Goal: Copy out every line of the data exactly.

---- Records

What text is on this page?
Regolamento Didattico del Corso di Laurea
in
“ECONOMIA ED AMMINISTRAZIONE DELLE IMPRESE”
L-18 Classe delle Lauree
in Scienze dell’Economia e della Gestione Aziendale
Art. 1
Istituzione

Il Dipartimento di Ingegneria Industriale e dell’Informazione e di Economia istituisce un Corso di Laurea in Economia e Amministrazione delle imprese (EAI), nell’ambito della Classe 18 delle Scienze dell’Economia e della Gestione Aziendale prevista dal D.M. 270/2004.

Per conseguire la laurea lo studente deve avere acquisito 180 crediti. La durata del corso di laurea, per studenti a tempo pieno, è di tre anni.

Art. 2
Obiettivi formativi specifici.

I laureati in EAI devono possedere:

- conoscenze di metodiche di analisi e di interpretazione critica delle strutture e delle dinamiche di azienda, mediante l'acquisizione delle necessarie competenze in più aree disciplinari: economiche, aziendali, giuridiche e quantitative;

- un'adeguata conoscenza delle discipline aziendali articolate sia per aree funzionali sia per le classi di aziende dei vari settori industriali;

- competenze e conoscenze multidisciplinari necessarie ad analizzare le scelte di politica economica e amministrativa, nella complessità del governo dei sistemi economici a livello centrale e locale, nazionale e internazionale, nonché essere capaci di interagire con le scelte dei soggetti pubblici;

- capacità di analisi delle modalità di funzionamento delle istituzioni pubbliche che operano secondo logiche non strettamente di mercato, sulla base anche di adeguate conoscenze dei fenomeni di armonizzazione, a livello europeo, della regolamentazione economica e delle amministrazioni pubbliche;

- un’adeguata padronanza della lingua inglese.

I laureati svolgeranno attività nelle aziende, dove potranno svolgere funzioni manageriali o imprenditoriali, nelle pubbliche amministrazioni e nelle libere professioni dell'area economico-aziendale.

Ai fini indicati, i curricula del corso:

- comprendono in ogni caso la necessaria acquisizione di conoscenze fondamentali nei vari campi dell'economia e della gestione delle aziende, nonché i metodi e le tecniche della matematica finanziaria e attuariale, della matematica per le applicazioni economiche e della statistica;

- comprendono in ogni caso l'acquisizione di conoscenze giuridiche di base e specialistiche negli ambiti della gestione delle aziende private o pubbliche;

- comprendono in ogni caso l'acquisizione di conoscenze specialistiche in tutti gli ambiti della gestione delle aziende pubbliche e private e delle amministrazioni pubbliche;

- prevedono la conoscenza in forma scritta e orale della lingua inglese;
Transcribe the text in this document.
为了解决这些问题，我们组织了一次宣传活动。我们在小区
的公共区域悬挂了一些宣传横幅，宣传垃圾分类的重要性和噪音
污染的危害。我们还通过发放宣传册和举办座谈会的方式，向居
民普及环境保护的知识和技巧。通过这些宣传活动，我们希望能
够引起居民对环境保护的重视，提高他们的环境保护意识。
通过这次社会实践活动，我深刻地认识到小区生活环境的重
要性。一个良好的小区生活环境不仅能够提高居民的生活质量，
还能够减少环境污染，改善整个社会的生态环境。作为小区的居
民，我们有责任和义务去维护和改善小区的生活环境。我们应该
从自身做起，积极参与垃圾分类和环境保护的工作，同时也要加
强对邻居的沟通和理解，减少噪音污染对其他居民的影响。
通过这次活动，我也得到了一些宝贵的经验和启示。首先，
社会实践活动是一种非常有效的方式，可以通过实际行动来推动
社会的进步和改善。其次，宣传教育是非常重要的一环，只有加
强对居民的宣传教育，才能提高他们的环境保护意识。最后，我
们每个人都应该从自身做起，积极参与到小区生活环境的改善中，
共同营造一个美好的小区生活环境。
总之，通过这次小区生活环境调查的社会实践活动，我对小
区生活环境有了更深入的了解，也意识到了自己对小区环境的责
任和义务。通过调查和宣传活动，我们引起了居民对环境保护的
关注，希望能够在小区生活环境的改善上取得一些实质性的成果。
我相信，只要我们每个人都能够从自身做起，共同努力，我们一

--------

Answer for the task:
What text is on this page?
Regolamento Didattico del Corso di Laurea
in
“ECONOMIA ED AMMINISTRAZIONE DELLE IMPRESE”
L-18 Classe delle Lauree
in Scienze dell’Economia e della Gestione Aziendale
Art. 1
Istituzione

Il Dipartimento di Ingegneria Industriale e dell’Informazione e di Economia istituisce un Corso di Laurea in Economia e Amministrazione delle imprese (EAI), nell’ambito della Classe 18 delle Scienze dell’Economia e della Gestione Aziendale prevista dal D.M. 270/2004.

Per conseguire la laurea lo studente deve avere acquisito 180 crediti. La durata del corso di laurea, per studenti a tempo pieno, è di tre anni.

Art. 2
Obiettivi formativi specifici.

I laureati in EAI devono possedere:

- conoscenze di metodiche di analisi e di interpretazione critica delle strutture e delle dinamiche di azienda, mediante l'acquisizione delle necessarie competenze in più aree disciplinari: economiche, aziendali, giuridiche e quantitative;

- un'adeguata conoscenza delle discipline aziendali articolate sia per aree funzionali sia per le classi di aziende dei vari settori industriali;

- competenze e conoscenze multidisciplinari necessarie ad analizzare le scelte di politica economica e amministrativa, nella complessità del governo dei sistemi economici a livello centrale e locale, nazionale e internazionale, nonché essere capaci di interagire con le scelte dei soggetti pubblici;

- capacità di analisi delle modalità di funzionamento delle istituzioni pubbliche che operano secondo logiche non strettamente di mercato, sulla base anche di adeguate conoscenze dei fenomeni di armonizzazione, a livello europeo, della regolamentazione economica e delle amministrazioni pubbliche;

- un’adeguata padronanza della lingua inglese.

I laureati svolgeranno attività nelle aziende, dove potranno svolgere funzioni manageriali o imprenditoriali, nelle pubbliche amministrazioni e nelle libere professioni dell'area economico-aziendale.

Ai fini indicati, i curricula del corso:

- comprendono in ogni caso la necessaria acquisizione di conoscenze fondamentali nei vari campi dell'economia e della gestione delle aziende, nonché i metodi e le tecniche della matematica finanziaria e attuariale, della matematica per le applicazioni economiche e della statistica;

- comprendono in ogni caso l'acquisizione di conoscenze giuridiche di base e specialistiche negli ambiti della gestione delle aziende private o pubbliche;

- comprendono in ogni caso l'acquisizione di conoscenze specialistiche in tutti gli ambiti della gestione delle aziende pubbliche e private e delle amministrazioni pubbliche;

- prevedono la conoscenza in forma scritta e orale della lingua inglese;
Transcribe the text in this document.
为了解决这些问题，我们组织了一次宣传活动。我们在小区
的公共区域悬挂了一些宣传横幅，宣传垃圾分类的重要性和噪音
污染的危害。我们还通过发放宣传册和举办座谈会的方式，向居
民普及环境保护的知识和技巧。通过这些宣传活动，我们希望能
够引起居民对环境保护的重视，提高他们的环境保护意识。
通过这次社会实践活动，我深刻地认识到小区生活环境的重
要性。一个良好的小区生活环境不仅能够提高居民的生活质量，
还能够减少环境污染，改善整个社会的生态环境。作为小区的居
民，我们有责任和义务去维护和改善小区的生活环境。我们应该
从自身做起，积极参与垃圾分类和环境保护的工作，同时也要加
强对邻居的沟通和理解，减少噪音污染对其他居民的影响。
通过这次活动，我也得到了一些宝贵的经验和启示。首先，
社会实践活动是一种非常有效的方式，可以通过实际行动来推动
社会的进步和改善。其次，宣传教育是非常重要的一环，只有加
强对居民的宣传教育，才能提高他们的环境保护意识。最后，我
们每个人都应该从自身做起，积极参与到小区生活环境的改善中，
共同营造一个美好的小区生活环境。
总之，通过这次小区生活环境调查的社会实践活动，我对小
区生活环境有了更深入的了解，也意识到了自己对小区环境的责
任和义务。通过调查和宣传活动，我们引起了居民对环境保护的
关注，希望能够在小区生活环境的改善上取得一些实质性的成果。
我相信，只要我们每个人都能够从自身做起，共同努力，我们一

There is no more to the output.